Collected data entries:

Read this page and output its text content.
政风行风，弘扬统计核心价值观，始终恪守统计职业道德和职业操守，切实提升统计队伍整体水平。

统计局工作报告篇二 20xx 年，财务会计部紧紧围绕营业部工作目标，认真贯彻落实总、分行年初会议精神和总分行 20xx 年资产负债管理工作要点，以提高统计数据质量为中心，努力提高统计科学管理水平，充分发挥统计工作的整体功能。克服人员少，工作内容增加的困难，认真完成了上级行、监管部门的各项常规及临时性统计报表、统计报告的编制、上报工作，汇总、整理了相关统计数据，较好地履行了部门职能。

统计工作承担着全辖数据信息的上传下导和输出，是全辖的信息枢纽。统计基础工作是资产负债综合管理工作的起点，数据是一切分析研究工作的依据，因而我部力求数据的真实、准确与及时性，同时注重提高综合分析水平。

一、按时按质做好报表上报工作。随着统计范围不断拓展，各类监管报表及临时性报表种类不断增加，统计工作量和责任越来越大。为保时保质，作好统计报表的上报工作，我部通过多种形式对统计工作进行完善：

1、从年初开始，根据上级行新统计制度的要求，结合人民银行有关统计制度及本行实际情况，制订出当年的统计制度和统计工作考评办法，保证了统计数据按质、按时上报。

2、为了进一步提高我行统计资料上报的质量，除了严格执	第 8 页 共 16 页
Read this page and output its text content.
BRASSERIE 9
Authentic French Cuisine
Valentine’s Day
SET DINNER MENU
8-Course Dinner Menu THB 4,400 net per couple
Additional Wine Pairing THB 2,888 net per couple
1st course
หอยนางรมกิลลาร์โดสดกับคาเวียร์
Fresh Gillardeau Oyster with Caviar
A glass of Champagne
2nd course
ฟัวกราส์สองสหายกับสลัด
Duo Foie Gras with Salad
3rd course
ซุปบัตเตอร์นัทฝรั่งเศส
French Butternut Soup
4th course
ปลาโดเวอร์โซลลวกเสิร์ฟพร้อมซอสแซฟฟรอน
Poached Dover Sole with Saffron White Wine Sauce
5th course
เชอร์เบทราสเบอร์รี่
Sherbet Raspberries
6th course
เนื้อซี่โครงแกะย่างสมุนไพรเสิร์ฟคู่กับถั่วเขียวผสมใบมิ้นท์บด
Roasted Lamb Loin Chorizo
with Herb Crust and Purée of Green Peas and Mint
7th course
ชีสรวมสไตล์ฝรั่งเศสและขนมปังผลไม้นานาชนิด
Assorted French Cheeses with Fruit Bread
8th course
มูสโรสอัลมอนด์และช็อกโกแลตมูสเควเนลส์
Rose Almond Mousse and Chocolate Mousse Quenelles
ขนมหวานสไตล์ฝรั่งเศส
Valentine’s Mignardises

TASK REQUIREMENTS: Copy each line of the listing in which the word "with" can be found.

EXERCISE RESULT:
Fresh Gillardeau Oyster with Caviar
Duo Foie Gras with Salad
Poached Dover Sole with Saffron White Wine Sauce
with Herb Crust and Purée of Green Peas and Mint
Assorted French Cheeses with Fruit Bread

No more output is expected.